■ **EXTRAIT FOURNI**:
........

Le général Dumas, vie héroïque

LE MONDE DES LIVRES.fr 
Marc Weitzmann 
23/10/2013

Le général Dumas combattant les Autrichiens, gravure du "Petit Journal", 1912. 


Qu'est-ce que l'honneur ? Et qu'est-ce que la trahison ? Thomas-Alexandre Dumas, le père du romancier dont l'oeuvre est hanté par ce genre de questions, était un mulâtre né en 1762 à Saint-Domingue d'une esclave et d'un aristocrate déclassé. A Paris, où il avait appris l'épée des mains du chevalier de Saint-Georges (lui-même sang-mêlé), il consacra sa vie aux idéaux républicains. Simple cavalier devenu général – le premier d'origine antillaise –, un temps commandant de la "Légion noire" composée de mulâtres et d'anciens esclaves, il se distingua en prenant le Mont-Cenis, avant d'être placé à la tête de l'armée de l'Ouest, en Vendée, où sa campagne contre les massacres perpétrés par son propre camp lui valut le surnom de "Monsieur de l'Humanité". C'était, en bref, l'une des personnalités les plus remarquables issues de la tourmente révolutionnaire.

........

■ **LIGNES EXTRAITES**:
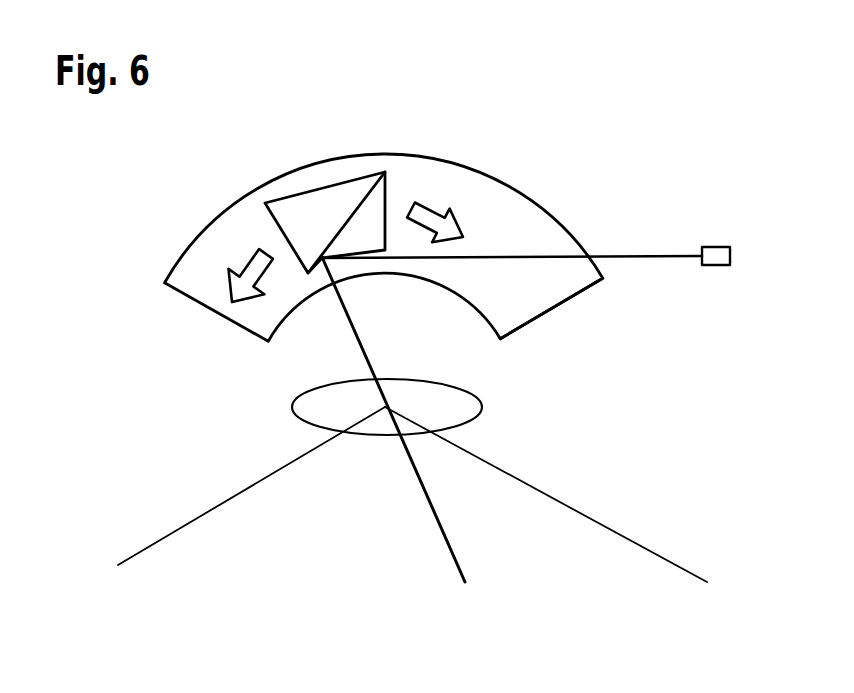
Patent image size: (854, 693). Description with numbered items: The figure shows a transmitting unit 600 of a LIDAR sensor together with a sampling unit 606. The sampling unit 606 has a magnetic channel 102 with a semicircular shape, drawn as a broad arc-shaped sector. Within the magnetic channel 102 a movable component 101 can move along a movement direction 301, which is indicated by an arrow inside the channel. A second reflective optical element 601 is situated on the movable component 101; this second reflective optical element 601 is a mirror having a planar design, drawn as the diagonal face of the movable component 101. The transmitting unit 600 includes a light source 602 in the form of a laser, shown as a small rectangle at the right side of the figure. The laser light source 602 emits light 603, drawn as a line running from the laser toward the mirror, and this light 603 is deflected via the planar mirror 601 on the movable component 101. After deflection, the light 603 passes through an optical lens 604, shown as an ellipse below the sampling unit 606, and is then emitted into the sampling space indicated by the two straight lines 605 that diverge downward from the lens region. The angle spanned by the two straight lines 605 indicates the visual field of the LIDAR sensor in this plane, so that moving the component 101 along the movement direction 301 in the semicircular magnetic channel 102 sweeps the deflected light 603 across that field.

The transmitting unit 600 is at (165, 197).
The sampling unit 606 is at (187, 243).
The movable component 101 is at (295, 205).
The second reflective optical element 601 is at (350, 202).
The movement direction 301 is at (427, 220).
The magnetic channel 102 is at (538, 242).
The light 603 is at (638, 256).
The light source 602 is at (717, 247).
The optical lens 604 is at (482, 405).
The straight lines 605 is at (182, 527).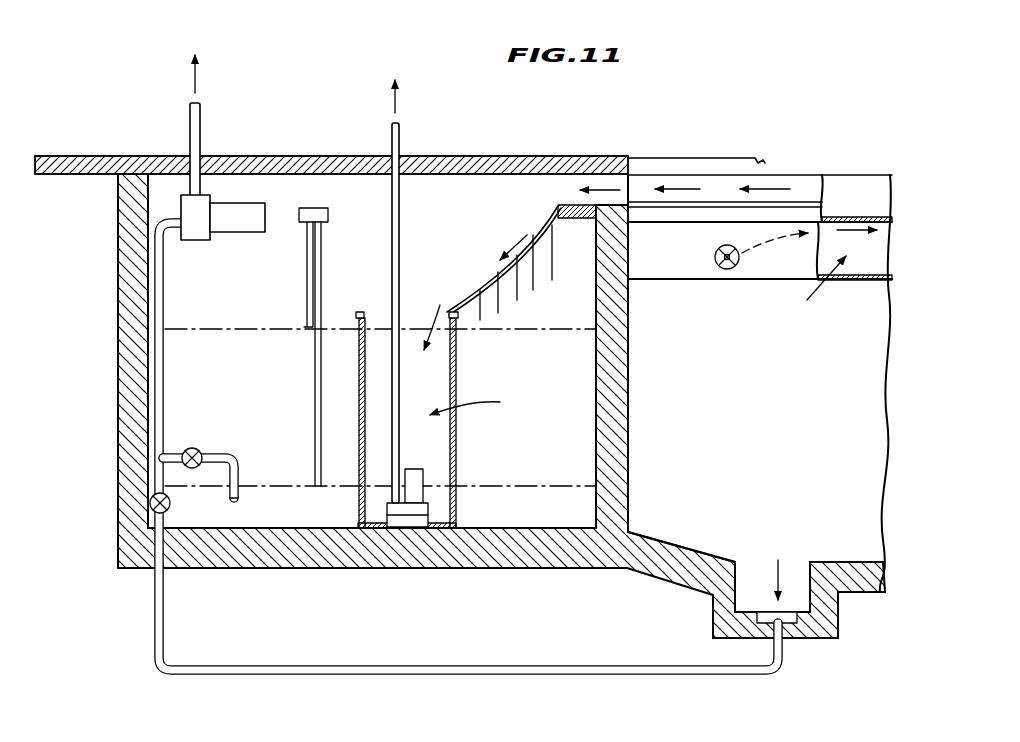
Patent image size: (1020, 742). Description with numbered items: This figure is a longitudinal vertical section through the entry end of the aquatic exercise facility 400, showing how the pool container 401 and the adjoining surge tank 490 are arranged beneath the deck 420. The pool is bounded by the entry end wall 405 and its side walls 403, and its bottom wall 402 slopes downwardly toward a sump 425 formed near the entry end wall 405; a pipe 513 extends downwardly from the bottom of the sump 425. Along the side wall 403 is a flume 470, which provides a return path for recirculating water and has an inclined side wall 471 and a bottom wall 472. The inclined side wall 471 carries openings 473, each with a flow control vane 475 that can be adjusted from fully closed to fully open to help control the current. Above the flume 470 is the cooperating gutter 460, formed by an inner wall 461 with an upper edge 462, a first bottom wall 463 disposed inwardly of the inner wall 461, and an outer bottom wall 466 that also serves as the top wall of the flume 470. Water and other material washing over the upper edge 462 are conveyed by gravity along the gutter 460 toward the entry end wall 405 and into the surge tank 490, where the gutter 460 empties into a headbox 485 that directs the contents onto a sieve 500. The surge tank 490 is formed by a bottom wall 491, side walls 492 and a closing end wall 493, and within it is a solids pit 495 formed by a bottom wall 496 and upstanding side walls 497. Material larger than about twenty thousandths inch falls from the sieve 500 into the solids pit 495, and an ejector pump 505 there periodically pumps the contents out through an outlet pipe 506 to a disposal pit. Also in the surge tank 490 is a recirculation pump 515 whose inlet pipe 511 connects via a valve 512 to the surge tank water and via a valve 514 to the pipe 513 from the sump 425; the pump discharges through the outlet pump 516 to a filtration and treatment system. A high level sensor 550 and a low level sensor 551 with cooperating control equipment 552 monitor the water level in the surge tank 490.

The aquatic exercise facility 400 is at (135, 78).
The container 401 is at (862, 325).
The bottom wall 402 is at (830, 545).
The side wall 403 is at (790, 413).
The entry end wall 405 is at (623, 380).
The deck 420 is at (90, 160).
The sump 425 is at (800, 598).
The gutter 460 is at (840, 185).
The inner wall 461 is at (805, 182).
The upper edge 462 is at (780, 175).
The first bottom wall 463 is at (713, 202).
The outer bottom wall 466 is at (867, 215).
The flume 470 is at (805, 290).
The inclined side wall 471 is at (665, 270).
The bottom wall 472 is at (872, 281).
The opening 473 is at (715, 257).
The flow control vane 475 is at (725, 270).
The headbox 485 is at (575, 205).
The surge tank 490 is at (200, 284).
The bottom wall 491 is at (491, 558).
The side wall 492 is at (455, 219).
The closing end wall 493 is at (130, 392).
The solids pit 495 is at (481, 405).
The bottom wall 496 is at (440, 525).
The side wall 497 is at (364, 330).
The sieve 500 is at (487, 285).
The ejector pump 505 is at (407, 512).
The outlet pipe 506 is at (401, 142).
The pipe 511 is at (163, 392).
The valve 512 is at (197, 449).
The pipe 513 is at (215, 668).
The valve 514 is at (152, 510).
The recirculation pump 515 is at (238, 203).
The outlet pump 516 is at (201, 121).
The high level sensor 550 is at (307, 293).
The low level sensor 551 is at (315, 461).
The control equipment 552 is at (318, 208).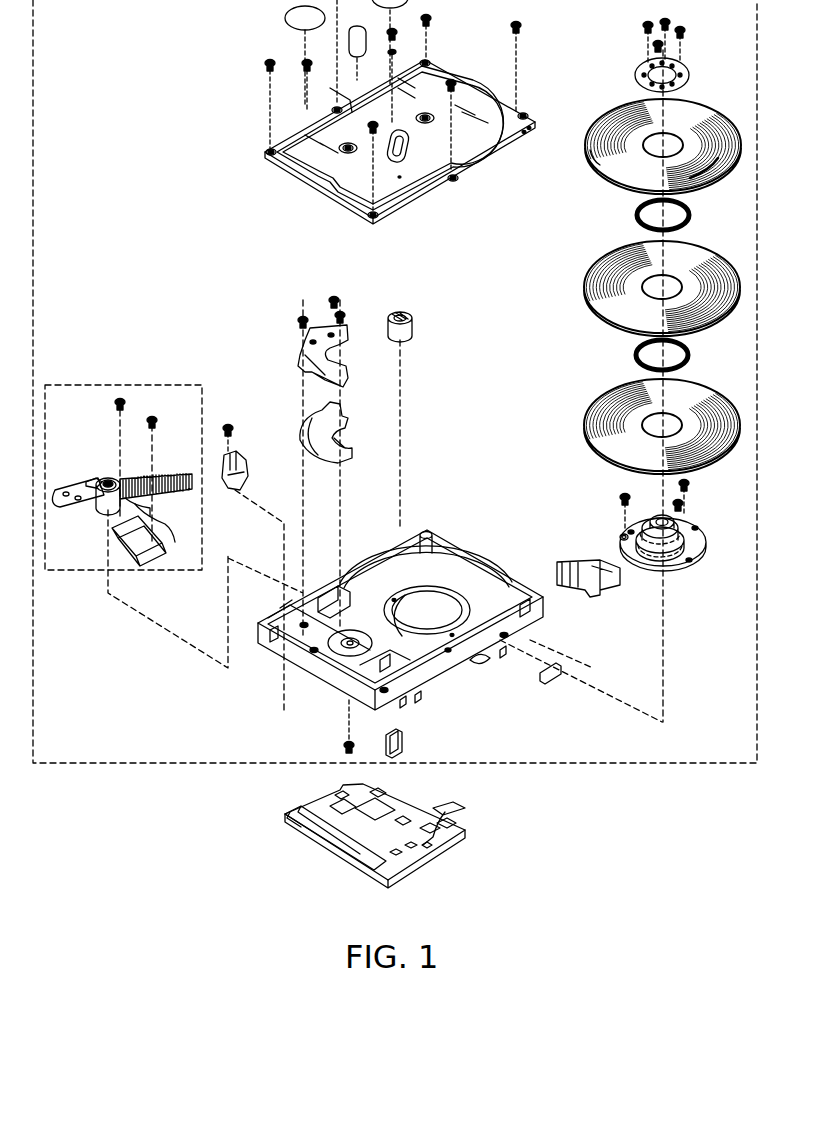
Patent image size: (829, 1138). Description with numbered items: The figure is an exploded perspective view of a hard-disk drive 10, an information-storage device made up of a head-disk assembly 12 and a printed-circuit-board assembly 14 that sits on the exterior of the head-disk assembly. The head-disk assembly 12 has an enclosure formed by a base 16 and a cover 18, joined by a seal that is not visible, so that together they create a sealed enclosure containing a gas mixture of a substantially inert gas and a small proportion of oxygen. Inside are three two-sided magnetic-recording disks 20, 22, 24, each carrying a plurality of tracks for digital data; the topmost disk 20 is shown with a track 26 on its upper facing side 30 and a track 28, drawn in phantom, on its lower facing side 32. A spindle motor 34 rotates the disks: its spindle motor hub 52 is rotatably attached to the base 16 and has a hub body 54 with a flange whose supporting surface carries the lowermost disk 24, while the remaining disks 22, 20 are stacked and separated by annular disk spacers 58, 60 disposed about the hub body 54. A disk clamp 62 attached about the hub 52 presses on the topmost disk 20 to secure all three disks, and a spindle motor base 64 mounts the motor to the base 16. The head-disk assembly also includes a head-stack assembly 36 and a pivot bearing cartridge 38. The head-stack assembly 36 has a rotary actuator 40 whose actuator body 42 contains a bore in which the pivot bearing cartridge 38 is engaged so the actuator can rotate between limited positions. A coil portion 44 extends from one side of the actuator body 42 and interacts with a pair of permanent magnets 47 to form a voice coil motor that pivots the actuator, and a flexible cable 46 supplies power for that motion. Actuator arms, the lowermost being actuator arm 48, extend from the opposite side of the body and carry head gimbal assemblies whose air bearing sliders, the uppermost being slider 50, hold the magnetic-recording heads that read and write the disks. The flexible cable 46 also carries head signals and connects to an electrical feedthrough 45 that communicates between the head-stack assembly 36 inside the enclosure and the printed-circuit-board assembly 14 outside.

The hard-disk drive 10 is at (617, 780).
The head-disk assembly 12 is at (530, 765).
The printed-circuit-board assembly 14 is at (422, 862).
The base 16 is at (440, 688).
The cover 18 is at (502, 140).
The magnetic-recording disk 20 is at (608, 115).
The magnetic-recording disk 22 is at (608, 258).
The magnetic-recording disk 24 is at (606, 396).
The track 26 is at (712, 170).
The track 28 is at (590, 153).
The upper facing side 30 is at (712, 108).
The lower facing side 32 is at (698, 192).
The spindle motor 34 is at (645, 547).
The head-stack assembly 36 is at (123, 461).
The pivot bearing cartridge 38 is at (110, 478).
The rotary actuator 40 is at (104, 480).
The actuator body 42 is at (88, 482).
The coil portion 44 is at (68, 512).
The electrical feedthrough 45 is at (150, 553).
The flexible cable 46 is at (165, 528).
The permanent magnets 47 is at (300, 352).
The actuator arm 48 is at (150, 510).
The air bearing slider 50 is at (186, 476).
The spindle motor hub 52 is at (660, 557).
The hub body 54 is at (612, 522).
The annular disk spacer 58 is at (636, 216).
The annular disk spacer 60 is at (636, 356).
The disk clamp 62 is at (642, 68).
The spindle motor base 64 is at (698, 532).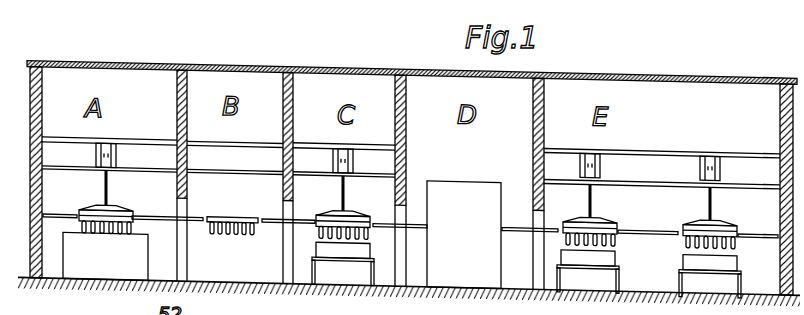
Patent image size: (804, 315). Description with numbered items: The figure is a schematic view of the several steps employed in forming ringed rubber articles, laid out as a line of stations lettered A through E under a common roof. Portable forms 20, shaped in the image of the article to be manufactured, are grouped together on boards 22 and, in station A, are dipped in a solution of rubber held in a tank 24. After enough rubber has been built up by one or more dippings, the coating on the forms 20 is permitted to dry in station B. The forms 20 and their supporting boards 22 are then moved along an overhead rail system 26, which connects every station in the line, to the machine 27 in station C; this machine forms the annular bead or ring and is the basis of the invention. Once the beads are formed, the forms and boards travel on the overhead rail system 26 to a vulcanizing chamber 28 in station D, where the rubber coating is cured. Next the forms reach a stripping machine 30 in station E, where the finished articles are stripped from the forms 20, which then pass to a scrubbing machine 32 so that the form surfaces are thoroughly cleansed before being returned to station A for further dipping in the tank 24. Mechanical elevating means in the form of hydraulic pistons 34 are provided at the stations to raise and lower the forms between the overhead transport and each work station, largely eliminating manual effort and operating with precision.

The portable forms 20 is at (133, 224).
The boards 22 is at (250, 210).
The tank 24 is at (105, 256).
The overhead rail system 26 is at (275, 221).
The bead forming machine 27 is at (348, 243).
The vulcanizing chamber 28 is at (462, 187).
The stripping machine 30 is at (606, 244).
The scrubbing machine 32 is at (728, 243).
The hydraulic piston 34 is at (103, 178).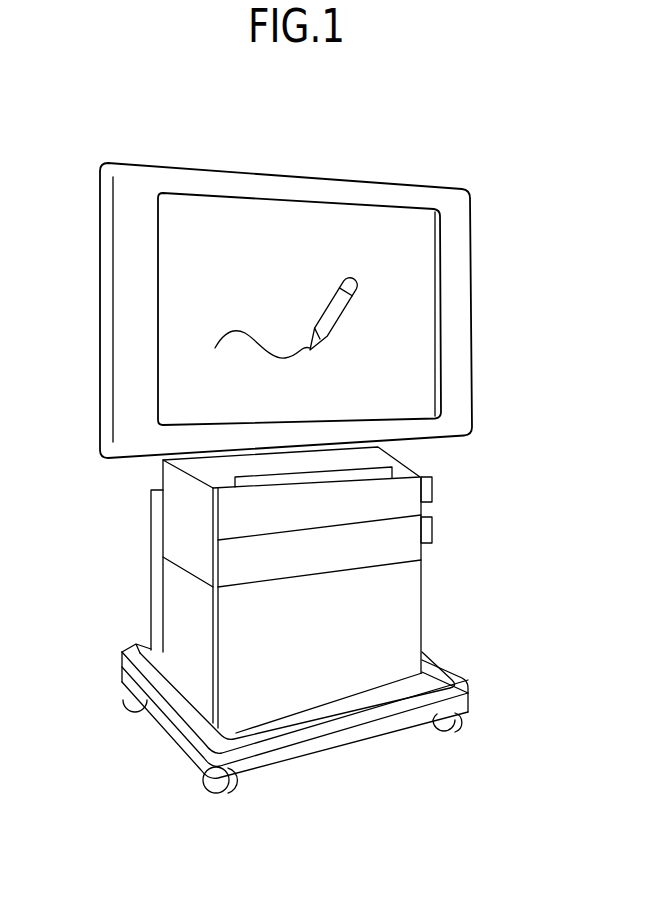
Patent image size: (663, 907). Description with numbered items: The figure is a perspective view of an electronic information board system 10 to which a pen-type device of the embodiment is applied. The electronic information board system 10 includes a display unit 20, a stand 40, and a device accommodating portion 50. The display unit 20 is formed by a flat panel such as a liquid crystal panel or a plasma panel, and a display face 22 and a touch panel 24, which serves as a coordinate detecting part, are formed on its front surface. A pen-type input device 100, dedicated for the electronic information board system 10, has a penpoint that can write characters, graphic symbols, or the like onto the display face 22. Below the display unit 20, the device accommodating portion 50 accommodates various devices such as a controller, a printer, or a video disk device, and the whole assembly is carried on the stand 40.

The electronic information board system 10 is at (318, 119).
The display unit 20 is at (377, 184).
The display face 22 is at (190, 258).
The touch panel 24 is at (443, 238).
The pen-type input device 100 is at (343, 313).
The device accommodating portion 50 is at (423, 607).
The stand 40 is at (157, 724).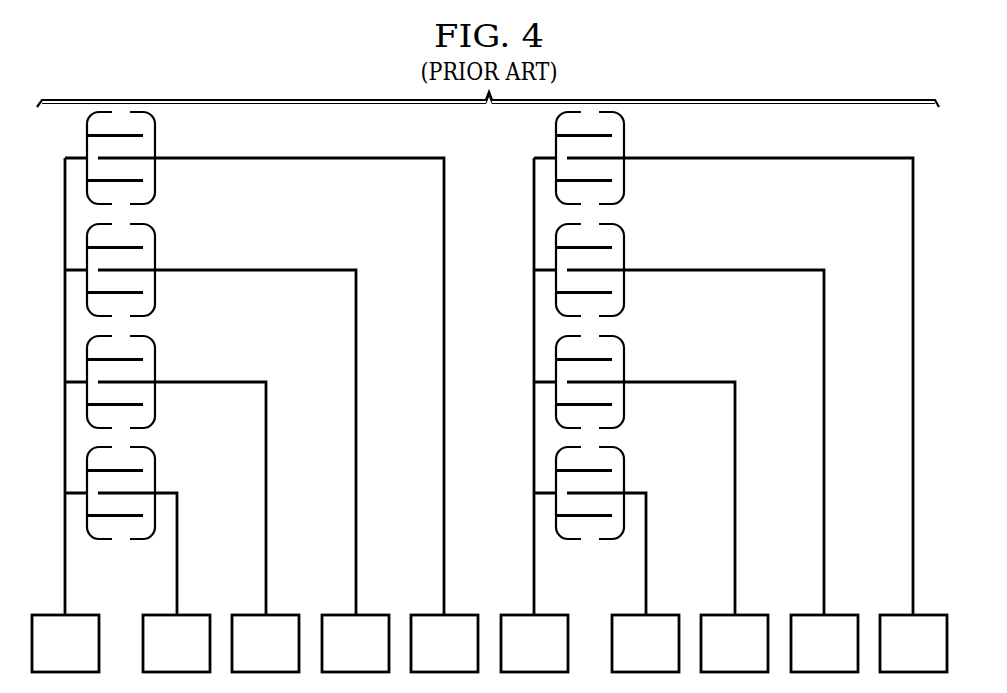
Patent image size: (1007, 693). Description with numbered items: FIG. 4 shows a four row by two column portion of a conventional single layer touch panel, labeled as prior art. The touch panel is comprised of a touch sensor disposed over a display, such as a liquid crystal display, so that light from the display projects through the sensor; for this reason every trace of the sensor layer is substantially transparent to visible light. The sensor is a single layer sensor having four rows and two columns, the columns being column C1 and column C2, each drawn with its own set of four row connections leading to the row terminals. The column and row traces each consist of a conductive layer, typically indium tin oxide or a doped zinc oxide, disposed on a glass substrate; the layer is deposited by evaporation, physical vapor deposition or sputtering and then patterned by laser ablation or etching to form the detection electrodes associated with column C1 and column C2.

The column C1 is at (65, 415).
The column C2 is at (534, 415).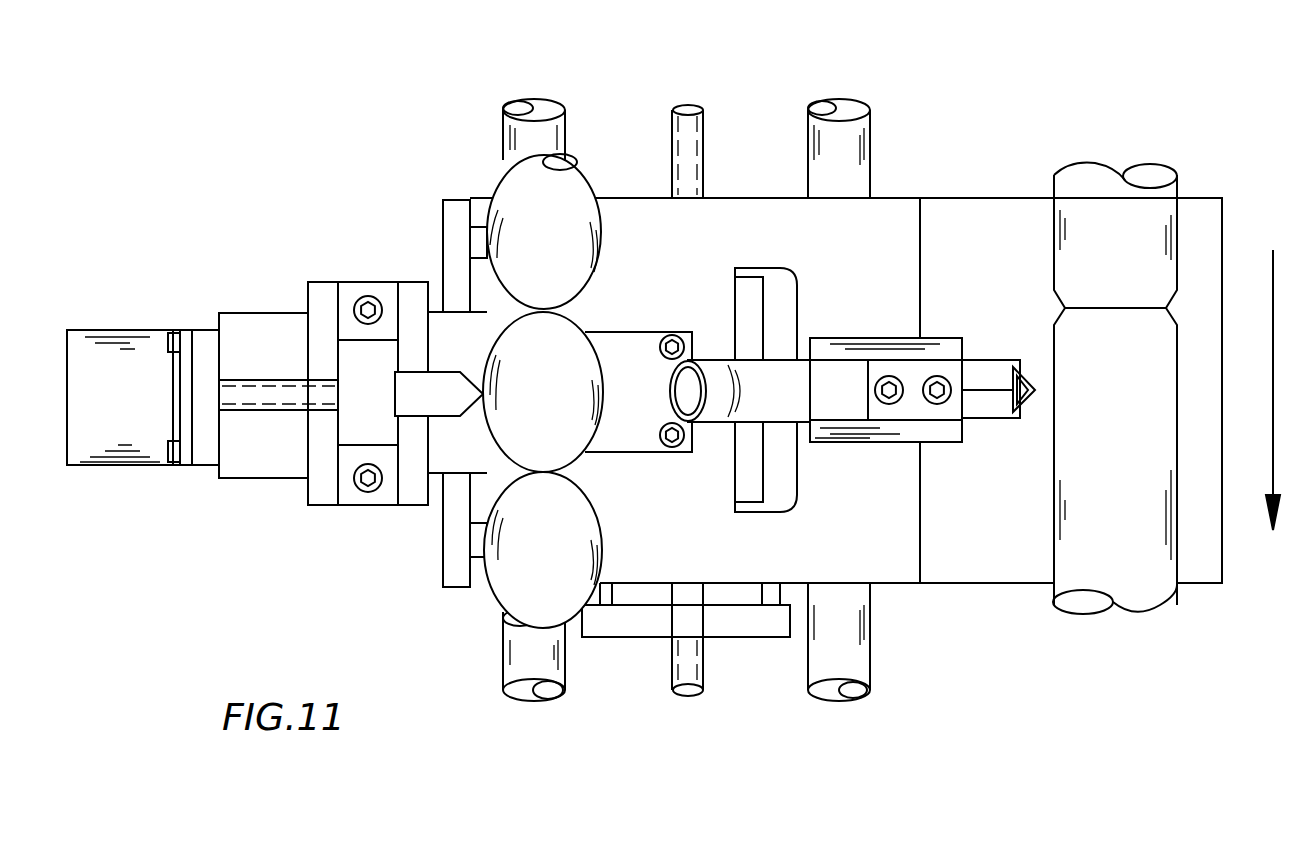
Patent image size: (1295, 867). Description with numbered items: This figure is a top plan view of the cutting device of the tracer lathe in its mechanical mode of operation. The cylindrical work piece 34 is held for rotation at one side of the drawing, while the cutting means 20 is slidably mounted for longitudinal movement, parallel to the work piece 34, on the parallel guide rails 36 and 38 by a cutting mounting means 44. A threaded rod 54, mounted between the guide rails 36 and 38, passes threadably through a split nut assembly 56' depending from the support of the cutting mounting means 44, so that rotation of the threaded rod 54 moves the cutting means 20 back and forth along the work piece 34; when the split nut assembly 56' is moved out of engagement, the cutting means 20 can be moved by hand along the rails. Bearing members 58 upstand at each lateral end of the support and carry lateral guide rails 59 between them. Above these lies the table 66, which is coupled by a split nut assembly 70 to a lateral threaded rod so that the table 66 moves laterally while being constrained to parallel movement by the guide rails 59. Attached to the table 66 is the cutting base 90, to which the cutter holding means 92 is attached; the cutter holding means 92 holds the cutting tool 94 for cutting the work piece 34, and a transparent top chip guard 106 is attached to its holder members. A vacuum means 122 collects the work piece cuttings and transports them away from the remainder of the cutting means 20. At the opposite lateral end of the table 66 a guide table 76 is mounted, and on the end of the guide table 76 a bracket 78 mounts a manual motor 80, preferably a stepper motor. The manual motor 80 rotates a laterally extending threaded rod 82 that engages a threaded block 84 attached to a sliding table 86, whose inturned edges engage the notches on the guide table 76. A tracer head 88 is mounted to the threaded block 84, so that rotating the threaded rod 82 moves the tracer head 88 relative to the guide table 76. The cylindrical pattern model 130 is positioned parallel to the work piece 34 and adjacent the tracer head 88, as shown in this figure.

........

■ **CONSIGNES**:
a) D'après l'extrait sur le général Dumas, quel surnom sa campagne en Vendée lui valut-elle ?
b) Recopiez, dans l'extrait sur le général Dumas, tout le passage qui va de « Qu'est-ce que l'honneur » jusqu'à « la tourmente révolutionnaire. ».

■ **RÉPONSES**:
a) Le surnom de « Monsieur de l'Humanité ».

b)
Qu'est-ce que l'honneur ? Et qu'est-ce que la trahison ? Thomas-Alexandre Dumas, le père du romancier dont l'oeuvre est hanté par ce genre de questions, était un mulâtre né en 1762 à Saint-Domingue d'une esclave et d'un aristocrate déclassé. A Paris, où il avait appris l'épée des mains du chevalier de Saint-Georges (lui-même sang-mêlé), il consacra sa vie aux idéaux républicains. Simple cavalier devenu général – le premier d'origine antillaise –, un temps commandant de la "Légion noire" composée de mulâtres et d'anciens esclaves, il se distingua en prenant le Mont-Cenis, avant d'être placé à la tête de l'armée de l'Ouest, en Vendée, où sa campagne contre les massacres perpétrés par son propre camp lui valut le surnom de "Monsieur de l'Humanité". C'était, en bref, l'une des personnalités les plus remarquables issues de la tourmente révolutionnaire.